MATERIAL PROVIDED.
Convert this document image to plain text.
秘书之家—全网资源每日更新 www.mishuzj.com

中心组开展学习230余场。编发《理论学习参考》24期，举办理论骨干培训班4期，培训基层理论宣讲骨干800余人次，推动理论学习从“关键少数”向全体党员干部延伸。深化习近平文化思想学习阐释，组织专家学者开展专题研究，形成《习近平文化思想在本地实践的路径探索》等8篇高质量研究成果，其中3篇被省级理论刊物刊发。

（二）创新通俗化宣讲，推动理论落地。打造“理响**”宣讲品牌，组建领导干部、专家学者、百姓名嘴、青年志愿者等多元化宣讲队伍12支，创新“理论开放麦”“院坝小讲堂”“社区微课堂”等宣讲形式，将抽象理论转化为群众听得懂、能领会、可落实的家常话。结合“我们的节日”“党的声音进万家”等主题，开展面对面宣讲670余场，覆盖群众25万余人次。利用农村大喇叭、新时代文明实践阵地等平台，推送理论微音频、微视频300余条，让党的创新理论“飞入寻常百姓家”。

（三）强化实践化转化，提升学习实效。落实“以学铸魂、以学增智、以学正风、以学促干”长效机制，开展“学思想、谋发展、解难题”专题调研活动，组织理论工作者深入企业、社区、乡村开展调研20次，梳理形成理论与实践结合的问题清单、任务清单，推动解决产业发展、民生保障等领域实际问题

EXERCISE AIM. Please restate the whole listing word for word.

RESULT OF THE TASK.
Convert this document image to plain text.
秘书之家—全网资源每日更新 www.mishuzj.com

中心组开展学习230余场。编发《理论学习参考》24期，举办理论骨干培训班4期，培训基层理论宣讲骨干800余人次，推动理论学习从“关键少数”向全体党员干部延伸。深化习近平文化思想学习阐释，组织专家学者开展专题研究，形成《习近平文化思想在本地实践的路径探索》等8篇高质量研究成果，其中3篇被省级理论刊物刊发。

（二）创新通俗化宣讲，推动理论落地。打造“理响**”宣讲品牌，组建领导干部、专家学者、百姓名嘴、青年志愿者等多元化宣讲队伍12支，创新“理论开放麦”“院坝小讲堂”“社区微课堂”等宣讲形式，将抽象理论转化为群众听得懂、能领会、可落实的家常话。结合“我们的节日”“党的声音进万家”等主题，开展面对面宣讲670余场，覆盖群众25万余人次。利用农村大喇叭、新时代文明实践阵地等平台，推送理论微音频、微视频300余条，让党的创新理论“飞入寻常百姓家”。

（三）强化实践化转化，提升学习实效。落实“以学铸魂、以学增智、以学正风、以学促干”长效机制，开展“学思想、谋发展、解难题”专题调研活动，组织理论工作者深入企业、社区、乡村开展调研20次，梳理形成理论与实践结合的问题清单、任务清单，推动解决产业发展、民生保障等领域实际问题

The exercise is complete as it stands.